::: Given data :::
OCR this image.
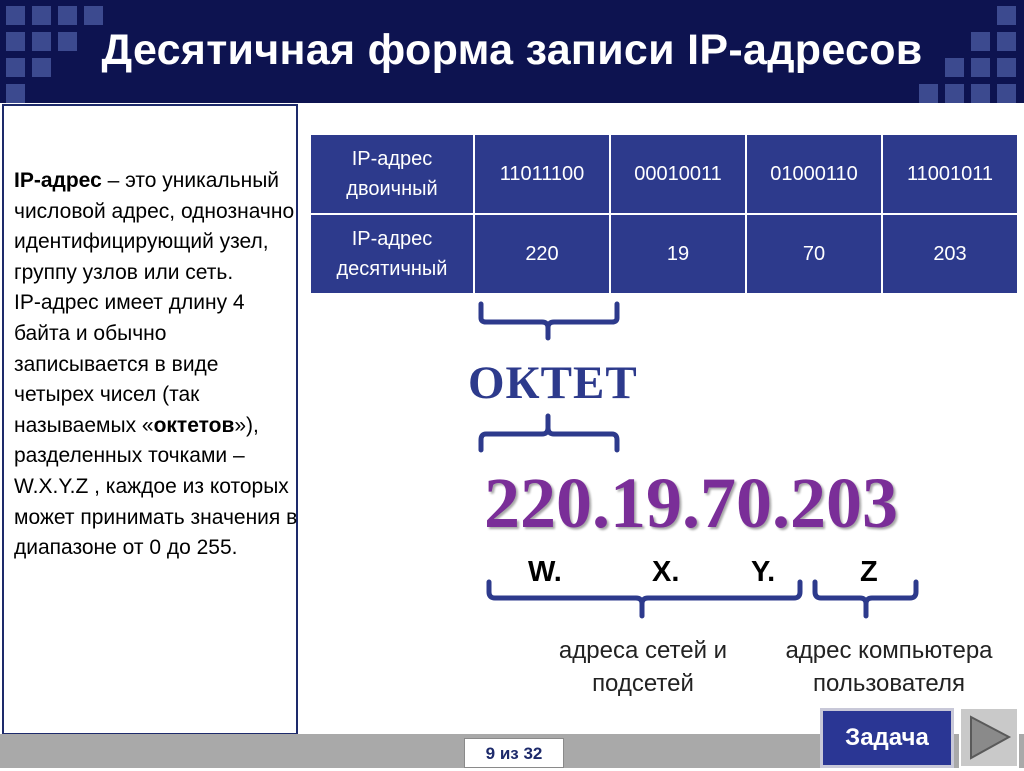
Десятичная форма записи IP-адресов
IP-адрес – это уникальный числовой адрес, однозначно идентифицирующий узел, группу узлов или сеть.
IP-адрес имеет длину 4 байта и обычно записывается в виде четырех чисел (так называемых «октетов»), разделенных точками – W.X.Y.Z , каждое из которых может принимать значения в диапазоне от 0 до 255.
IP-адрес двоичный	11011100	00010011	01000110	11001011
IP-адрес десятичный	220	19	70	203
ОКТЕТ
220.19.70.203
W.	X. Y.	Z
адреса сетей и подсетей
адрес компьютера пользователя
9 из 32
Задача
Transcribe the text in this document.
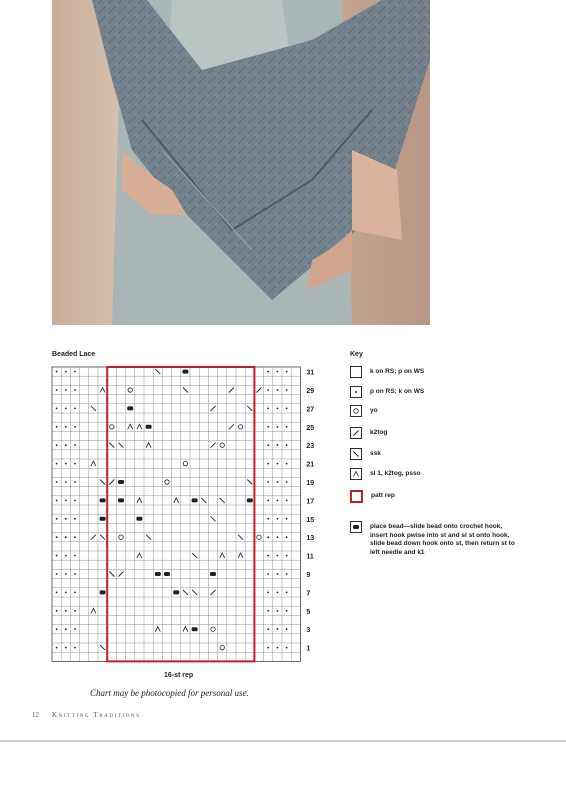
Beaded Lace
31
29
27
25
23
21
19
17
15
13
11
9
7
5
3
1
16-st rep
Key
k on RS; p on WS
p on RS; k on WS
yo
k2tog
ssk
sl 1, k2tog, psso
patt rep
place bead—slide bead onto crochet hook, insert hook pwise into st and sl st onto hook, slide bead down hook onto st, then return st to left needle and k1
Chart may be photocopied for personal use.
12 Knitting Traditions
:::
**Problem statement**
Each line from the one containing "Transcribe the text in this document." through the last line of the entries above is to be extracted exactly. Pictures are not part of the copy.

**Answer to this problem**
Transcribe the text in this document.
Beaded Lace
31
29
27
25
23
21
19
17
15
13
11
9
7
5
3
1
16-st rep
Key
k on RS; p on WS
p on RS; k on WS
yo
k2tog
ssk
sl 1, k2tog, psso
patt rep
place bead—slide bead onto crochet hook, insert hook pwise into st and sl st onto hook, slide bead down hook onto st, then return st to left needle and k1
Chart may be photocopied for personal use.
12 Knitting Traditions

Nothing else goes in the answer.